■ **Exercise objective**: Give back only the lines from the one with "Extract the structured" through the last line of the data, exactly as they appear.

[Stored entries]
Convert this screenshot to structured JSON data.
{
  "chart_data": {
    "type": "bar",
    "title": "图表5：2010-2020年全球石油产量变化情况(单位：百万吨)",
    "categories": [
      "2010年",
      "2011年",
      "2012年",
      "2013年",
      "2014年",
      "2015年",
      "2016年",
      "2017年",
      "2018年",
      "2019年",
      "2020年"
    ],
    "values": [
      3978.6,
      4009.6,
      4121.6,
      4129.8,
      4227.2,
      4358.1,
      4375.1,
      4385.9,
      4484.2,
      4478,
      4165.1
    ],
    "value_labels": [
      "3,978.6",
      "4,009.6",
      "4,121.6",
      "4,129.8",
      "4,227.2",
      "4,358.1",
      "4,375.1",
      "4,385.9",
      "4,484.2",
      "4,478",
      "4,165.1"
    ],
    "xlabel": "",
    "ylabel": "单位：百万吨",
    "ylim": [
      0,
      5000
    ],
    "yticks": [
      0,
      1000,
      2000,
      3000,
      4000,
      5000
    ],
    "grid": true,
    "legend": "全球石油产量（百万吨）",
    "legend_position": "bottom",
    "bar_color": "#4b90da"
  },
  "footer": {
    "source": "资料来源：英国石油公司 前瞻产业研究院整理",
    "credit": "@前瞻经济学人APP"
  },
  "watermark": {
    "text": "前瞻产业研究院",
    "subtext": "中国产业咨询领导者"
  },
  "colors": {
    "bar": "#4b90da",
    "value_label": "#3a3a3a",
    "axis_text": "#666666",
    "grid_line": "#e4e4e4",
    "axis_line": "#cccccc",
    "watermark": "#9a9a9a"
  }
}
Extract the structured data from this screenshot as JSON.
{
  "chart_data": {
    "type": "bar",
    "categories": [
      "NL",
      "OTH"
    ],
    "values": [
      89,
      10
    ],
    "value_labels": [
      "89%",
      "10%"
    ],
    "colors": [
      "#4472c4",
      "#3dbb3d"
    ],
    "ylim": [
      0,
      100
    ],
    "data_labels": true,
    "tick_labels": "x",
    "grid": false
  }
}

■ **Correct output**:
Extract the structured data from this screenshot as JSON.
{
  "chart_data": {
    "type": "bar",
    "categories": [
      "NL",
      "OTH"
    ],
    "values": [
      89,
      10
    ],
    "value_labels": [
      "89%",
      "10%"
    ],
    "colors": [
      "#4472c4",
      "#3dbb3d"
    ],
    "ylim": [
      0,
      100
    ],
    "data_labels": true,
    "tick_labels": "x",
    "grid": false
  }
}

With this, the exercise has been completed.